:: Exercise materials ::
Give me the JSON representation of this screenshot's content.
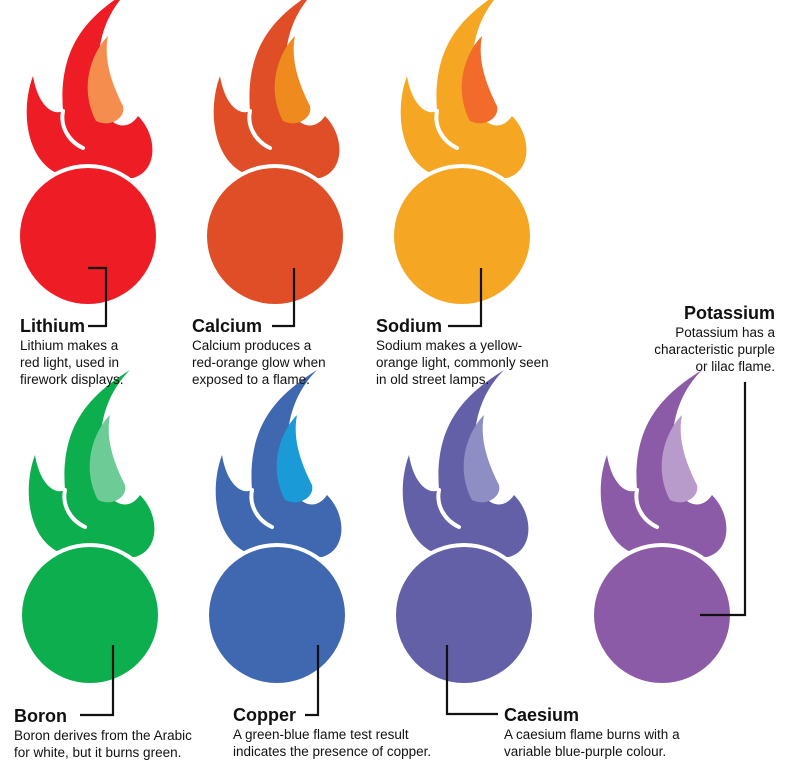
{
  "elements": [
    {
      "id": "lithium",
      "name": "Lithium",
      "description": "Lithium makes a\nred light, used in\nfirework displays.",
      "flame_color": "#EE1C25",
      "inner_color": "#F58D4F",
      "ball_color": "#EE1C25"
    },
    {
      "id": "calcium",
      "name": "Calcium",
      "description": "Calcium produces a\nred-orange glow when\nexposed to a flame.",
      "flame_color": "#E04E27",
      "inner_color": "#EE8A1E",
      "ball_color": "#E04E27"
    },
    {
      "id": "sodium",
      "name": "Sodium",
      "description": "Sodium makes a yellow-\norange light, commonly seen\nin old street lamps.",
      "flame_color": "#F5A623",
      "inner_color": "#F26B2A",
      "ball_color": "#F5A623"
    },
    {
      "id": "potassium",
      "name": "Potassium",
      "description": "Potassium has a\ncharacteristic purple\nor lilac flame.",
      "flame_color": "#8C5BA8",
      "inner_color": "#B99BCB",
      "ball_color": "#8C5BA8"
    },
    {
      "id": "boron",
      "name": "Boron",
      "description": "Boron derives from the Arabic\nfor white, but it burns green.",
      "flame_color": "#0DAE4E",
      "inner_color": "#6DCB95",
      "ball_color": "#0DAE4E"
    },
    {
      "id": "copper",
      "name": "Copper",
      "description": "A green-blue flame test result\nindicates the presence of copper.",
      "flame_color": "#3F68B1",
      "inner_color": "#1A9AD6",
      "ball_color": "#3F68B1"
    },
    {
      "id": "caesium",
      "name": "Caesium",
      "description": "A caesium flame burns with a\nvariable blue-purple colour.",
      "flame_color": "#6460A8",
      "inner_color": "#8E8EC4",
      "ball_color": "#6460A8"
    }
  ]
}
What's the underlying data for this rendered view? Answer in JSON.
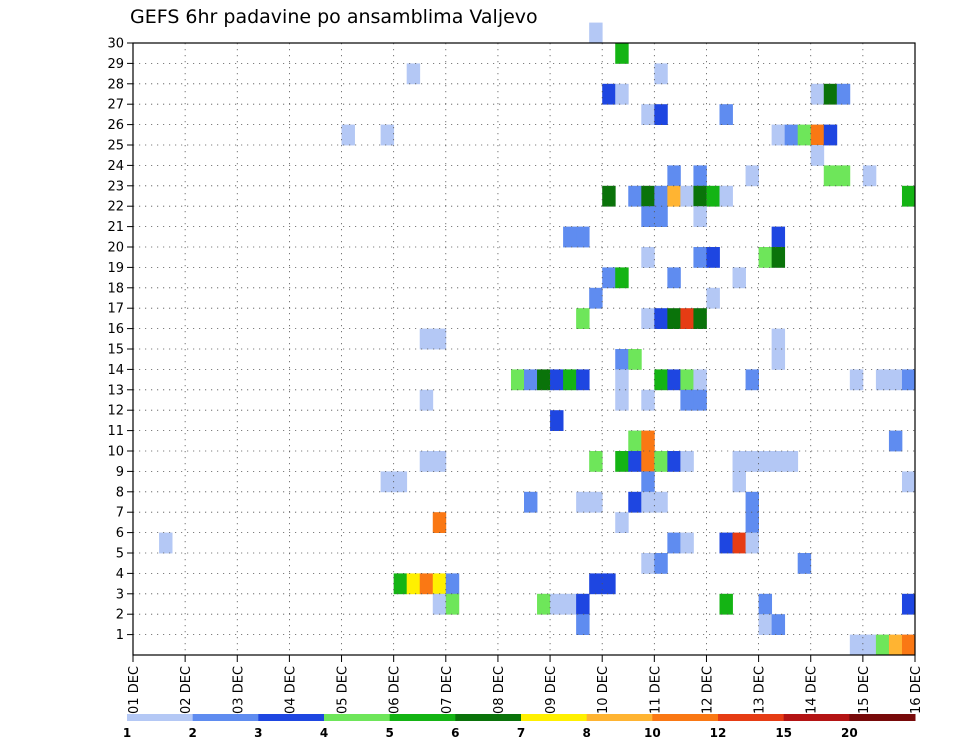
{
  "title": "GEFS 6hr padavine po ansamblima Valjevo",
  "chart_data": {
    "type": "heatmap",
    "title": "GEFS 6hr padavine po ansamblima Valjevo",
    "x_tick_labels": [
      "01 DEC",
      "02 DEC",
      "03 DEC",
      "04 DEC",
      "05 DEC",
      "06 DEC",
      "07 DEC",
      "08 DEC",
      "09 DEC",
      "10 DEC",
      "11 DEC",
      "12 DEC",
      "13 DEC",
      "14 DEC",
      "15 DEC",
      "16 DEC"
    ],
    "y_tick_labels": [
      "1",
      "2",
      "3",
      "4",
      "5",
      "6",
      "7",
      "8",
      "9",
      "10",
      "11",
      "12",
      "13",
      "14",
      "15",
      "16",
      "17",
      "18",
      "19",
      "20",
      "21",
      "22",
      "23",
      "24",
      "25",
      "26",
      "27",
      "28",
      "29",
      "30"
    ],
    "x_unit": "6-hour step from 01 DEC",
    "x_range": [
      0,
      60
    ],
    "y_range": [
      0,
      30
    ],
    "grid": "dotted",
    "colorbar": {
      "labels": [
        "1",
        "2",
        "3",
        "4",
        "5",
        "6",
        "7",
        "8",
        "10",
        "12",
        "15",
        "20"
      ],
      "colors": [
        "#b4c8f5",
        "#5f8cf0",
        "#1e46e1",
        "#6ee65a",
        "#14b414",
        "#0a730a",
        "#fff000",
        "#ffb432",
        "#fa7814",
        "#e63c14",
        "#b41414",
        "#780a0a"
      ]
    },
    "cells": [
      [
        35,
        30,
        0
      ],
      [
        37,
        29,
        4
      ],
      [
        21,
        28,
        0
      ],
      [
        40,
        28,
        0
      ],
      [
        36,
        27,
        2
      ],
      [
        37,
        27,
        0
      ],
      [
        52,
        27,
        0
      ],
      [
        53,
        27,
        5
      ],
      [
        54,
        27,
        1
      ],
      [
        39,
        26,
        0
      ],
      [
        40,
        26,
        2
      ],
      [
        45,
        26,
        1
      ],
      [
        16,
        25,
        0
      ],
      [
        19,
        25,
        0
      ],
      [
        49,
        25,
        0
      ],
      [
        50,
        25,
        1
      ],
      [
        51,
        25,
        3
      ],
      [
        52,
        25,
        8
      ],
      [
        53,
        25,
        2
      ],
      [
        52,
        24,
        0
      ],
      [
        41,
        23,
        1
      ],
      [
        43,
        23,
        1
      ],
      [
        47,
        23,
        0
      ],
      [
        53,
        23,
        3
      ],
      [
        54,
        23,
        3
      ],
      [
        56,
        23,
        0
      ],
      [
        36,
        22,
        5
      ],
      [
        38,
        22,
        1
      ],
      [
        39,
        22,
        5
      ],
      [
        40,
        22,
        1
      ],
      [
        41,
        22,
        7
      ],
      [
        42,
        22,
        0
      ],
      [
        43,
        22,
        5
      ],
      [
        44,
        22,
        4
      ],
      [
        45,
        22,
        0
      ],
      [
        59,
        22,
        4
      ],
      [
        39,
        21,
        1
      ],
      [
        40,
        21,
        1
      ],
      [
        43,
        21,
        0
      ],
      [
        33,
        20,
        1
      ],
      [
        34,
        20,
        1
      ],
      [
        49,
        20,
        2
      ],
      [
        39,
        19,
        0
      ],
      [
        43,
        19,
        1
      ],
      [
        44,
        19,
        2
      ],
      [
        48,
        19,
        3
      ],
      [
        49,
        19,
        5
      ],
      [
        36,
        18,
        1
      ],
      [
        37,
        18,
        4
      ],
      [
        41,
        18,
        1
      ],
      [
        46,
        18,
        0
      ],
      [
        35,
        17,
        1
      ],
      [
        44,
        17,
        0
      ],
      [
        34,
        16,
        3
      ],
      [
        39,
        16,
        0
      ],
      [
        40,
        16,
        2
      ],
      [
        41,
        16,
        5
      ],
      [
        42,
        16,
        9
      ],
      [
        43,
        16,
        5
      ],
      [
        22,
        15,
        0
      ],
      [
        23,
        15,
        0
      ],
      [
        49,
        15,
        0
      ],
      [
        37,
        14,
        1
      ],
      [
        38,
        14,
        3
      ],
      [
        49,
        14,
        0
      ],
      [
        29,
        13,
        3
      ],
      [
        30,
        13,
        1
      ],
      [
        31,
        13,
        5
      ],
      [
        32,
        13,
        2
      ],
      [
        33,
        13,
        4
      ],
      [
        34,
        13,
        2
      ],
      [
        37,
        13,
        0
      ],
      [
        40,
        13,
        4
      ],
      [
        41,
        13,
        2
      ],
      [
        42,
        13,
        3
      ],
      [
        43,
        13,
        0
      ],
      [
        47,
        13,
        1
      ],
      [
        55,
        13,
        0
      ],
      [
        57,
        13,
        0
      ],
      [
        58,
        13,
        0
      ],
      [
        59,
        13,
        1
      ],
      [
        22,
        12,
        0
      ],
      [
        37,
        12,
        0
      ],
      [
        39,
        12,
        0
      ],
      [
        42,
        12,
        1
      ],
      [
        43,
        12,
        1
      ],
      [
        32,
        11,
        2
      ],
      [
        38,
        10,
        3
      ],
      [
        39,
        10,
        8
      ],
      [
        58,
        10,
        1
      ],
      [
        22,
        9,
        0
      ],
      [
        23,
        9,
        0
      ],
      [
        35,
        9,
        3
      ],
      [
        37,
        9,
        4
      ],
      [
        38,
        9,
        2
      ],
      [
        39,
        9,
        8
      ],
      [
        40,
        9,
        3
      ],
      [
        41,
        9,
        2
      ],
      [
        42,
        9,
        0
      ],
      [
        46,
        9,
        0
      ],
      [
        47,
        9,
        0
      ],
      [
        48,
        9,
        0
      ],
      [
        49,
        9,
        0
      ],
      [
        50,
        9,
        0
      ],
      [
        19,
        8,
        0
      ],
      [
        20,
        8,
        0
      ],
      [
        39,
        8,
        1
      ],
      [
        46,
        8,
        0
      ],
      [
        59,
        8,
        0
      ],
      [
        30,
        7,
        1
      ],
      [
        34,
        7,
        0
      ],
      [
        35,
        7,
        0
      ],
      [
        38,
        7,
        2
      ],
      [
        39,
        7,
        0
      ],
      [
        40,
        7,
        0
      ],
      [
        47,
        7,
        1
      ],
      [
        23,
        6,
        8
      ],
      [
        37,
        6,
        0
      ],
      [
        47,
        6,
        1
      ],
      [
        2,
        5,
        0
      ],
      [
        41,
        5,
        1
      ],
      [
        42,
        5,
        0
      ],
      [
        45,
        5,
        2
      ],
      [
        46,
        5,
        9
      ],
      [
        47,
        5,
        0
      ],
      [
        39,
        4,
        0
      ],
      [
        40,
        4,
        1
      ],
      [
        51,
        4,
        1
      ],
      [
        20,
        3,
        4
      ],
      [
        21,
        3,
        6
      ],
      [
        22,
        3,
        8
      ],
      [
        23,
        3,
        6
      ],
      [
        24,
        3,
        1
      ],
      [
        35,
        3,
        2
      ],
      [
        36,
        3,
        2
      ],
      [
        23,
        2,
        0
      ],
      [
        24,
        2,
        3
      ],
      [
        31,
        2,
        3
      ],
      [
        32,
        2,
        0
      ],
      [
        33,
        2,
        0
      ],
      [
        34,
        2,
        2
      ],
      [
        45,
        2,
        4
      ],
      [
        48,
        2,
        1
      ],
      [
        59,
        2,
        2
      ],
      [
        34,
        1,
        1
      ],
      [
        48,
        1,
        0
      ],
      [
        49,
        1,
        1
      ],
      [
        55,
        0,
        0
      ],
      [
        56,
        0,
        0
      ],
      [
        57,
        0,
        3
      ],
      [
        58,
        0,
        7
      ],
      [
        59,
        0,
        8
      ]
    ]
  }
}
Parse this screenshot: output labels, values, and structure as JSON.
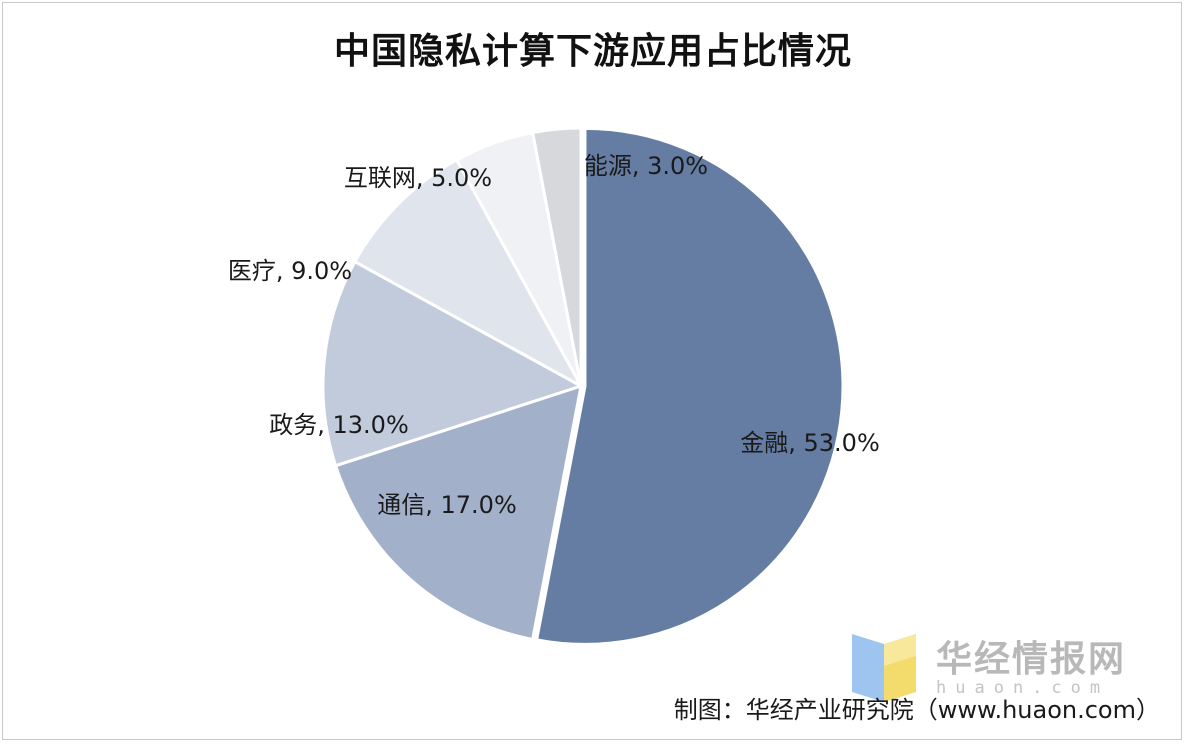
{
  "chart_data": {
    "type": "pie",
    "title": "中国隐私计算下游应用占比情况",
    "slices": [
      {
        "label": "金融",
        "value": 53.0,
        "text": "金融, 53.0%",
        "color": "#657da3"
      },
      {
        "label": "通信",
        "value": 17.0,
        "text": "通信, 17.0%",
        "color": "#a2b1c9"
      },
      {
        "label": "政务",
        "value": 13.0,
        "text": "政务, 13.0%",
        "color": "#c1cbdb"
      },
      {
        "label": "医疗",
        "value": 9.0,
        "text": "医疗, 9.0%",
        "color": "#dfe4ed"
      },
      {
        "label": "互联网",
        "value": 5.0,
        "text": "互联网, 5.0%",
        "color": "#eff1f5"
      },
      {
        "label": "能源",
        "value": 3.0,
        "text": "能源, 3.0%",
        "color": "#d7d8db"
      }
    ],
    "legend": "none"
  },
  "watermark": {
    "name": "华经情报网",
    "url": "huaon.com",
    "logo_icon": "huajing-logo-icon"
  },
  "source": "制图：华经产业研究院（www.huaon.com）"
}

:: The request ::
Count every line in the preceding entries where the string "ansamblima" appears, then state only the total.

:: Task output ::
2